It is required that all of the data be written out exactly.

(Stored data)
==*==

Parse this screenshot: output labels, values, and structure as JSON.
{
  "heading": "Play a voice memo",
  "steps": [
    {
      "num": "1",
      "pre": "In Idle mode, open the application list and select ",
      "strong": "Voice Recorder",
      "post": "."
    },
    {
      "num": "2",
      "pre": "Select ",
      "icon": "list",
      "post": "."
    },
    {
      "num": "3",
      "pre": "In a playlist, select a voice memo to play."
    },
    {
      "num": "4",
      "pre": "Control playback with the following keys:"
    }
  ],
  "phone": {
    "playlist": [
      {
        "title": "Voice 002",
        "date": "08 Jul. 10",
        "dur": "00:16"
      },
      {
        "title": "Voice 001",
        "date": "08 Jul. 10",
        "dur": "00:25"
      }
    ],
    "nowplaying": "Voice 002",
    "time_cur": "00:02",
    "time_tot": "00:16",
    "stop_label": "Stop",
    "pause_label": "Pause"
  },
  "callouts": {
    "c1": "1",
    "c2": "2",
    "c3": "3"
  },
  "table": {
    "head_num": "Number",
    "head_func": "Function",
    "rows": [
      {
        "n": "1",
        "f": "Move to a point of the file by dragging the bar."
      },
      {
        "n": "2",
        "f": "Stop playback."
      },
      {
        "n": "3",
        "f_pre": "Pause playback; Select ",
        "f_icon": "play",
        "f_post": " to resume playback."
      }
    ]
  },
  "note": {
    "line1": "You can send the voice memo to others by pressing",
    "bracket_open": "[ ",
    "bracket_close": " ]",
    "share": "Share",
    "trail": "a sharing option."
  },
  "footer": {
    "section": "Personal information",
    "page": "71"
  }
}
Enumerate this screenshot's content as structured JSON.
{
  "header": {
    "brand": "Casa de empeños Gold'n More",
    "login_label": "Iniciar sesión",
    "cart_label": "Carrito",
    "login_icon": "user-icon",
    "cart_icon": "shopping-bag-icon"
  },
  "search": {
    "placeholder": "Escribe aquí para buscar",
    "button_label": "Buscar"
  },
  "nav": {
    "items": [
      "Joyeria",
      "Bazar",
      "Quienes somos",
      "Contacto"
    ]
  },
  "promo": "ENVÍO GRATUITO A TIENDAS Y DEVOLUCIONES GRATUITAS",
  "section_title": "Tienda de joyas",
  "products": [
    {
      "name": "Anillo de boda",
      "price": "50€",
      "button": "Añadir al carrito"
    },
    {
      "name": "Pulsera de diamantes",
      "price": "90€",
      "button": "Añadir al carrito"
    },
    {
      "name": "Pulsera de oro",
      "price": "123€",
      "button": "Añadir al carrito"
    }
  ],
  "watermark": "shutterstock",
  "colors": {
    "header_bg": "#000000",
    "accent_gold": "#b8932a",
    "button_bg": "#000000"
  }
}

==*==

Task result ->
Parse this screenshot: output labels, values, and structure as JSON.
{
  "heading": "Play a voice memo",
  "steps": [
    {
      "num": "1",
      "pre": "In Idle mode, open the application list and select ",
      "strong": "Voice Recorder",
      "post": "."
    },
    {
      "num": "2",
      "pre": "Select ",
      "icon": "list",
      "post": "."
    },
    {
      "num": "3",
      "pre": "In a playlist, select a voice memo to play."
    },
    {
      "num": "4",
      "pre": "Control playback with the following keys:"
    }
  ],
  "phone": {
    "playlist": [
      {
        "title": "Voice 002",
        "date": "08 Jul. 10",
        "dur": "00:16"
      },
      {
        "title": "Voice 001",
        "date": "08 Jul. 10",
        "dur": "00:25"
      }
    ],
    "nowplaying": "Voice 002",
    "time_cur": "00:02",
    "time_tot": "00:16",
    "stop_label": "Stop",
    "pause_label": "Pause"
  },
  "callouts": {
    "c1": "1",
    "c2": "2",
    "c3": "3"
  },
  "table": {
    "head_num": "Number",
    "head_func": "Function",
    "rows": [
      {
        "n": "1",
        "f": "Move to a point of the file by dragging the bar."
      },
      {
        "n": "2",
        "f": "Stop playback."
      },
      {
        "n": "3",
        "f_pre": "Pause playback; Select ",
        "f_icon": "play",
        "f_post": " to resume playback."
      }
    ]
  },
  "note": {
    "line1": "You can send the voice memo to others by pressing",
    "bracket_open": "[ ",
    "bracket_close": " ]",
    "share": "Share",
    "trail": "a sharing option."
  },
  "footer": {
    "section": "Personal information",
    "page": "71"
  }
}
Enumerate this screenshot's content as structured JSON.
{
  "header": {
    "brand": "Casa de empeños Gold'n More",
    "login_label": "Iniciar sesión",
    "cart_label": "Carrito",
    "login_icon": "user-icon",
    "cart_icon": "shopping-bag-icon"
  },
  "search": {
    "placeholder": "Escribe aquí para buscar",
    "button_label": "Buscar"
  },
  "nav": {
    "items": [
      "Joyeria",
      "Bazar",
      "Quienes somos",
      "Contacto"
    ]
  },
  "promo": "ENVÍO GRATUITO A TIENDAS Y DEVOLUCIONES GRATUITAS",
  "section_title": "Tienda de joyas",
  "products": [
    {
      "name": "Anillo de boda",
      "price": "50€",
      "button": "Añadir al carrito"
    },
    {
      "name": "Pulsera de diamantes",
      "price": "90€",
      "button": "Añadir al carrito"
    },
    {
      "name": "Pulsera de oro",
      "price": "123€",
      "button": "Añadir al carrito"
    }
  ],
  "watermark": "shutterstock",
  "colors": {
    "header_bg": "#000000",
    "accent_gold": "#b8932a",
    "button_bg": "#000000"
  }
}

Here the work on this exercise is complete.